[BEGIN]
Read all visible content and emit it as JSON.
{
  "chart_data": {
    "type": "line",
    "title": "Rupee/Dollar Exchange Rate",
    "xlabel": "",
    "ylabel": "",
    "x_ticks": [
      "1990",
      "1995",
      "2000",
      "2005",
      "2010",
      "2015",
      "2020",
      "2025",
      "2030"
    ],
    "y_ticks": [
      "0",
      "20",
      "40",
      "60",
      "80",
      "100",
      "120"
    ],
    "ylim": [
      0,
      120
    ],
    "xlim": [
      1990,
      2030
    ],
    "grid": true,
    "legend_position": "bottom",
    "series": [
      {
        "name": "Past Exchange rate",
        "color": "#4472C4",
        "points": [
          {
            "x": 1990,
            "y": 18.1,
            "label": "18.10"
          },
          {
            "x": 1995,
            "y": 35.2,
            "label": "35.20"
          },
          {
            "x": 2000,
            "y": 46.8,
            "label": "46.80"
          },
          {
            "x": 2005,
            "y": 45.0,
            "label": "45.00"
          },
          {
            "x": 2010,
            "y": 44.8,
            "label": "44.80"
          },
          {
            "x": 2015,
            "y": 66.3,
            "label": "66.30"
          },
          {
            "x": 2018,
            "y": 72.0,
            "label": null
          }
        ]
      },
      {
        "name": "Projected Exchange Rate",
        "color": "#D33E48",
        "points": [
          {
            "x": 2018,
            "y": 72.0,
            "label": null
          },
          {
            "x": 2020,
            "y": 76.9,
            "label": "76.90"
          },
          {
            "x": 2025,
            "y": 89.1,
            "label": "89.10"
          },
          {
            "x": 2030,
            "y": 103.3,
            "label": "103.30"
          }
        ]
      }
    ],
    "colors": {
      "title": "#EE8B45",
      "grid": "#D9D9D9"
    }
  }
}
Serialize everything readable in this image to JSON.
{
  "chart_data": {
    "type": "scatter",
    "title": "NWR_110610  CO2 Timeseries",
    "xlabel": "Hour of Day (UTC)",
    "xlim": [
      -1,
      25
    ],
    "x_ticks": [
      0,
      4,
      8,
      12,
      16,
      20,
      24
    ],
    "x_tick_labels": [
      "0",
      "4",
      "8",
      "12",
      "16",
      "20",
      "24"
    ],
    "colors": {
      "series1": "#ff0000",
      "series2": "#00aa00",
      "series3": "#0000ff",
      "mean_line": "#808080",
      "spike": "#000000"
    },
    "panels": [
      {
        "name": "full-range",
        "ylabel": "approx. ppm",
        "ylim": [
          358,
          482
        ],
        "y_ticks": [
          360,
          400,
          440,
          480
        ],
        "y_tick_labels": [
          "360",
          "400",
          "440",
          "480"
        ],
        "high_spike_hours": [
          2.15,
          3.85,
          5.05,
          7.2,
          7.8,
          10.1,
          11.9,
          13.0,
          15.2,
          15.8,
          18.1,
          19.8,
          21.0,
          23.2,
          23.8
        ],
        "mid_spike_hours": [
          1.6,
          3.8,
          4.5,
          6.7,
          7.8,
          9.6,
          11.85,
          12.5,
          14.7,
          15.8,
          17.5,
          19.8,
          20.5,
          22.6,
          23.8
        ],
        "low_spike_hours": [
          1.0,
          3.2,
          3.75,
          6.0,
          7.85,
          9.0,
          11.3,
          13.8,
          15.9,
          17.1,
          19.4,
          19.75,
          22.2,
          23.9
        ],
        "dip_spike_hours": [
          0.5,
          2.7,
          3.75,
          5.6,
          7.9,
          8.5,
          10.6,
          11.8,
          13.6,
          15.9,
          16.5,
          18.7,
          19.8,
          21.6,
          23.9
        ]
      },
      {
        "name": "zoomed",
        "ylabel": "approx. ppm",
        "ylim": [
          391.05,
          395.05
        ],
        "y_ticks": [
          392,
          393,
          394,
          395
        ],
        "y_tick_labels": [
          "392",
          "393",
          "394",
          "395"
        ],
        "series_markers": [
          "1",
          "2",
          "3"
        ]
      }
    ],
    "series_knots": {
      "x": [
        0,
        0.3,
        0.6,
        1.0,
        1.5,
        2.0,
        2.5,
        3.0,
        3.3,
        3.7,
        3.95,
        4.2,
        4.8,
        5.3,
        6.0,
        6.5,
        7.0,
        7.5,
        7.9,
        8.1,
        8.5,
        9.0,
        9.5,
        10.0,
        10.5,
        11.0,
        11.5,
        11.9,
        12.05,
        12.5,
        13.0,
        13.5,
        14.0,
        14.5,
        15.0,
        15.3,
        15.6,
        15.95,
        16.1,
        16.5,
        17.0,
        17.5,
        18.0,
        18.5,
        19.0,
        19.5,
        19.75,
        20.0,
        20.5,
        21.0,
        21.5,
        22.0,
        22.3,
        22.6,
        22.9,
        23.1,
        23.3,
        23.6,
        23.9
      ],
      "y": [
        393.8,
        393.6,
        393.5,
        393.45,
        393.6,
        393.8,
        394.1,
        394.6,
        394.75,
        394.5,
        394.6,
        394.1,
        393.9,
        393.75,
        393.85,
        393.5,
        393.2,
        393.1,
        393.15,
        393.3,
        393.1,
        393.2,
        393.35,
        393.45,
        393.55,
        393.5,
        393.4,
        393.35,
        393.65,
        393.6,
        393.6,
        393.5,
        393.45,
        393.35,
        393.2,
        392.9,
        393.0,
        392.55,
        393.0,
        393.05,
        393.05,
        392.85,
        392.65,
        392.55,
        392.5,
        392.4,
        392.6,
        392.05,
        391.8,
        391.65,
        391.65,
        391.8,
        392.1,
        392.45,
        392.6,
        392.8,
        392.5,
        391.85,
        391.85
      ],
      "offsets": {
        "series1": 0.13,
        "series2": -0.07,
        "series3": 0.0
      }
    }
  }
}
[END]
EXERCISE DESCRIPTION: Retype the data exactly as given.

TASK ANSWER:
Read all visible content and emit it as JSON.
{
  "chart_data": {
    "type": "line",
    "title": "Rupee/Dollar Exchange Rate",
    "xlabel": "",
    "ylabel": "",
    "x_ticks": [
      "1990",
      "1995",
      "2000",
      "2005",
      "2010",
      "2015",
      "2020",
      "2025",
      "2030"
    ],
    "y_ticks": [
      "0",
      "20",
      "40",
      "60",
      "80",
      "100",
      "120"
    ],
    "ylim": [
      0,
      120
    ],
    "xlim": [
      1990,
      2030
    ],
    "grid": true,
    "legend_position": "bottom",
    "series": [
      {
        "name": "Past Exchange rate",
        "color": "#4472C4",
        "points": [
          {
            "x": 1990,
            "y": 18.1,
            "label": "18.10"
          },
          {
            "x": 1995,
            "y": 35.2,
            "label": "35.20"
          },
          {
            "x": 2000,
            "y": 46.8,
            "label": "46.80"
          },
          {
            "x": 2005,
            "y": 45.0,
            "label": "45.00"
          },
          {
            "x": 2010,
            "y": 44.8,
            "label": "44.80"
          },
          {
            "x": 2015,
            "y": 66.3,
            "label": "66.30"
          },
          {
            "x": 2018,
            "y": 72.0,
            "label": null
          }
        ]
      },
      {
        "name": "Projected Exchange Rate",
        "color": "#D33E48",
        "points": [
          {
            "x": 2018,
            "y": 72.0,
            "label": null
          },
          {
            "x": 2020,
            "y": 76.9,
            "label": "76.90"
          },
          {
            "x": 2025,
            "y": 89.1,
            "label": "89.10"
          },
          {
            "x": 2030,
            "y": 103.3,
            "label": "103.30"
          }
        ]
      }
    ],
    "colors": {
      "title": "#EE8B45",
      "grid": "#D9D9D9"
    }
  }
}
Serialize everything readable in this image to JSON.
{
  "chart_data": {
    "type": "scatter",
    "title": "NWR_110610  CO2 Timeseries",
    "xlabel": "Hour of Day (UTC)",
    "xlim": [
      -1,
      25
    ],
    "x_ticks": [
      0,
      4,
      8,
      12,
      16,
      20,
      24
    ],
    "x_tick_labels": [
      "0",
      "4",
      "8",
      "12",
      "16",
      "20",
      "24"
    ],
    "colors": {
      "series1": "#ff0000",
      "series2": "#00aa00",
      "series3": "#0000ff",
      "mean_line": "#808080",
      "spike": "#000000"
    },
    "panels": [
      {
        "name": "full-range",
        "ylabel": "approx. ppm",
        "ylim": [
          358,
          482
        ],
        "y_ticks": [
          360,
          400,
          440,
          480
        ],
        "y_tick_labels": [
          "360",
          "400",
          "440",
          "480"
        ],
        "high_spike_hours": [
          2.15,
          3.85,
          5.05,
          7.2,
          7.8,
          10.1,
          11.9,
          13.0,
          15.2,
          15.8,
          18.1,
          19.8,
          21.0,
          23.2,
          23.8
        ],
        "mid_spike_hours": [
          1.6,
          3.8,
          4.5,
          6.7,
          7.8,
          9.6,
          11.85,
          12.5,
          14.7,
          15.8,
          17.5,
          19.8,
          20.5,
          22.6,
          23.8
        ],
        "low_spike_hours": [
          1.0,
          3.2,
          3.75,
          6.0,
          7.85,
          9.0,
          11.3,
          13.8,
          15.9,
          17.1,
          19.4,
          19.75,
          22.2,
          23.9
        ],
        "dip_spike_hours": [
          0.5,
          2.7,
          3.75,
          5.6,
          7.9,
          8.5,
          10.6,
          11.8,
          13.6,
          15.9,
          16.5,
          18.7,
          19.8,
          21.6,
          23.9
        ]
      },
      {
        "name": "zoomed",
        "ylabel": "approx. ppm",
        "ylim": [
          391.05,
          395.05
        ],
        "y_ticks": [
          392,
          393,
          394,
          395
        ],
        "y_tick_labels": [
          "392",
          "393",
          "394",
          "395"
        ],
        "series_markers": [
          "1",
          "2",
          "3"
        ]
      }
    ],
    "series_knots": {
      "x": [
        0,
        0.3,
        0.6,
        1.0,
        1.5,
        2.0,
        2.5,
        3.0,
        3.3,
        3.7,
        3.95,
        4.2,
        4.8,
        5.3,
        6.0,
        6.5,
        7.0,
        7.5,
        7.9,
        8.1,
        8.5,
        9.0,
        9.5,
        10.0,
        10.5,
        11.0,
        11.5,
        11.9,
        12.05,
        12.5,
        13.0,
        13.5,
        14.0,
        14.5,
        15.0,
        15.3,
        15.6,
        15.95,
        16.1,
        16.5,
        17.0,
        17.5,
        18.0,
        18.5,
        19.0,
        19.5,
        19.75,
        20.0,
        20.5,
        21.0,
        21.5,
        22.0,
        22.3,
        22.6,
        22.9,
        23.1,
        23.3,
        23.6,
        23.9
      ],
      "y": [
        393.8,
        393.6,
        393.5,
        393.45,
        393.6,
        393.8,
        394.1,
        394.6,
        394.75,
        394.5,
        394.6,
        394.1,
        393.9,
        393.75,
        393.85,
        393.5,
        393.2,
        393.1,
        393.15,
        393.3,
        393.1,
        393.2,
        393.35,
        393.45,
        393.55,
        393.5,
        393.4,
        393.35,
        393.65,
        393.6,
        393.6,
        393.5,
        393.45,
        393.35,
        393.2,
        392.9,
        393.0,
        392.55,
        393.0,
        393.05,
        393.05,
        392.85,
        392.65,
        392.55,
        392.5,
        392.4,
        392.6,
        392.05,
        391.8,
        391.65,
        391.65,
        391.8,
        392.1,
        392.45,
        392.6,
        392.8,
        392.5,
        391.85,
        391.85
      ],
      "offsets": {
        "series1": 0.13,
        "series2": -0.07,
        "series3": 0.0
      }
    }
  }
}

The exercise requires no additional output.